AIM |
Transcribe the listing exactly, leaving out every picture.

GIVEN DATA |
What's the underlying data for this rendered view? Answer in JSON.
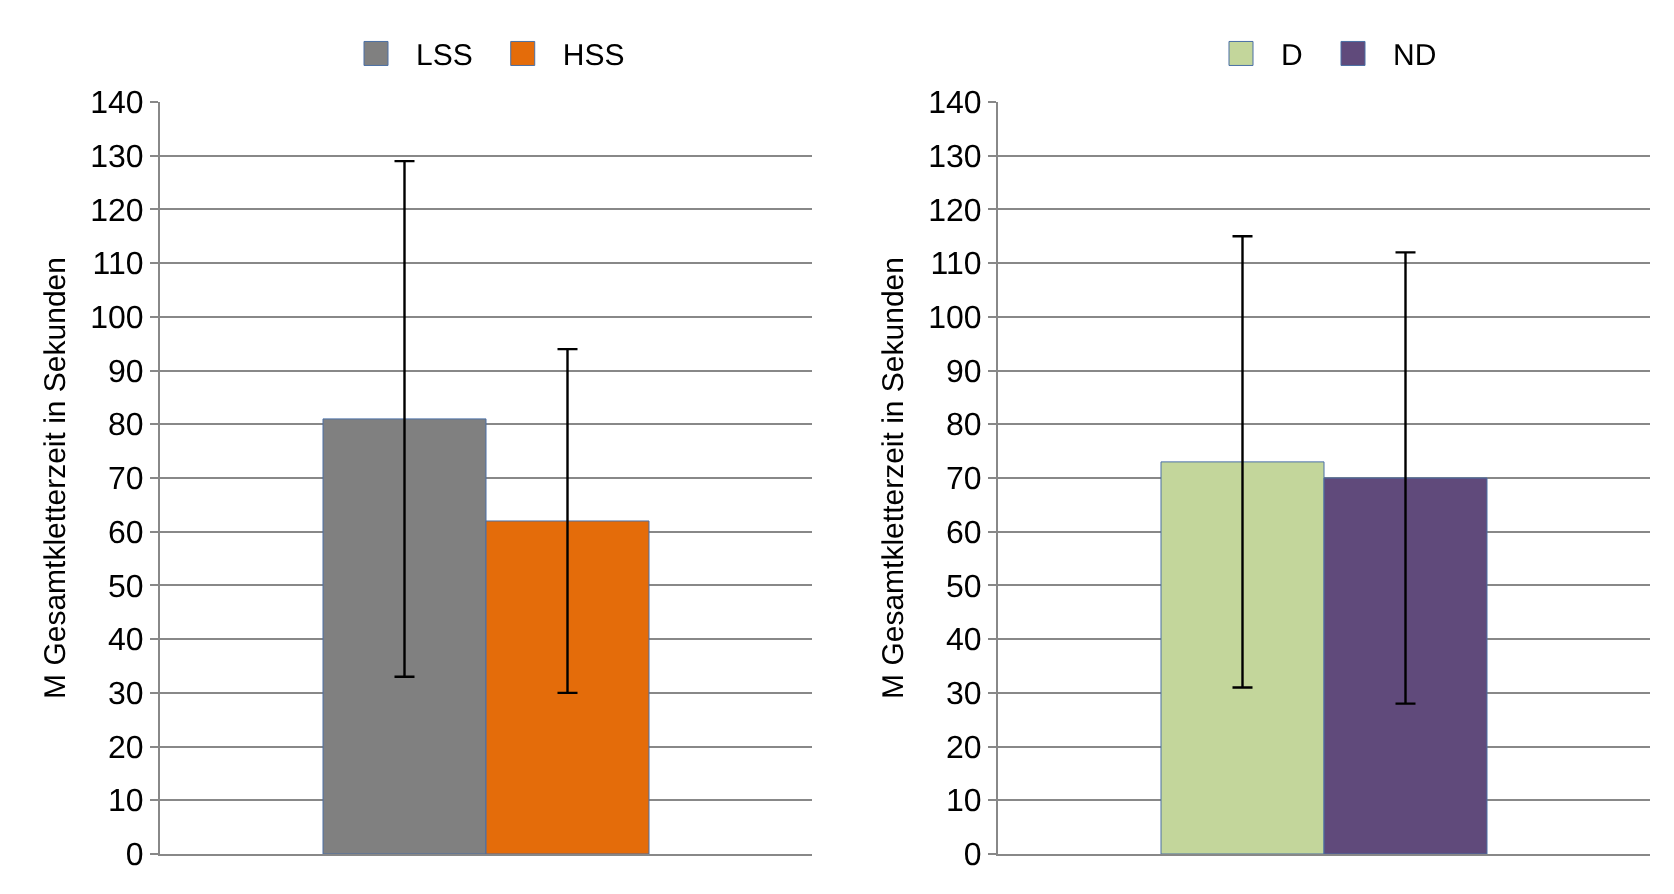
{
  "chart_data": [
    {
      "type": "bar",
      "categories": [
        null
      ],
      "ylabel": "M Gesamtkletterzeit in Sekunden",
      "ylim": [
        0,
        140
      ],
      "yticks": [
        0,
        10,
        20,
        30,
        40,
        50,
        60,
        70,
        80,
        90,
        100,
        110,
        120,
        130,
        140
      ],
      "grid": "y",
      "legend": "top",
      "tick_labels": "y",
      "series": [
        {
          "name": "LSS",
          "color": "#808080",
          "values": [
            81
          ],
          "errors": [
            48
          ]
        },
        {
          "name": "HSS",
          "color": "#e46c0a",
          "values": [
            62
          ],
          "errors": [
            32
          ]
        }
      ]
    },
    {
      "type": "bar",
      "categories": [
        null
      ],
      "ylabel": "M Gesamtkletterzeit in Sekunden",
      "ylim": [
        0,
        140
      ],
      "yticks": [
        0,
        10,
        20,
        30,
        40,
        50,
        60,
        70,
        80,
        90,
        100,
        110,
        120,
        130,
        140
      ],
      "grid": "y",
      "legend": "top",
      "tick_labels": "y",
      "series": [
        {
          "name": "D",
          "color": "#c3d69b",
          "values": [
            73
          ],
          "errors": [
            42
          ]
        },
        {
          "name": "ND",
          "color": "#604a7b",
          "values": [
            70
          ],
          "errors": [
            42
          ]
        }
      ]
    }
  ]
}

ANSWER TO THIS EXERCISE |
What's the underlying data for this rendered view? Answer in JSON.
{
  "chart_data": [
    {
      "type": "bar",
      "categories": [
        null
      ],
      "ylabel": "M Gesamtkletterzeit in Sekunden",
      "ylim": [
        0,
        140
      ],
      "yticks": [
        0,
        10,
        20,
        30,
        40,
        50,
        60,
        70,
        80,
        90,
        100,
        110,
        120,
        130,
        140
      ],
      "grid": "y",
      "legend": "top",
      "tick_labels": "y",
      "series": [
        {
          "name": "LSS",
          "color": "#808080",
          "values": [
            81
          ],
          "errors": [
            48
          ]
        },
        {
          "name": "HSS",
          "color": "#e46c0a",
          "values": [
            62
          ],
          "errors": [
            32
          ]
        }
      ]
    },
    {
      "type": "bar",
      "categories": [
        null
      ],
      "ylabel": "M Gesamtkletterzeit in Sekunden",
      "ylim": [
        0,
        140
      ],
      "yticks": [
        0,
        10,
        20,
        30,
        40,
        50,
        60,
        70,
        80,
        90,
        100,
        110,
        120,
        130,
        140
      ],
      "grid": "y",
      "legend": "top",
      "tick_labels": "y",
      "series": [
        {
          "name": "D",
          "color": "#c3d69b",
          "values": [
            73
          ],
          "errors": [
            42
          ]
        },
        {
          "name": "ND",
          "color": "#604a7b",
          "values": [
            70
          ],
          "errors": [
            42
          ]
        }
      ]
    }
  ]
}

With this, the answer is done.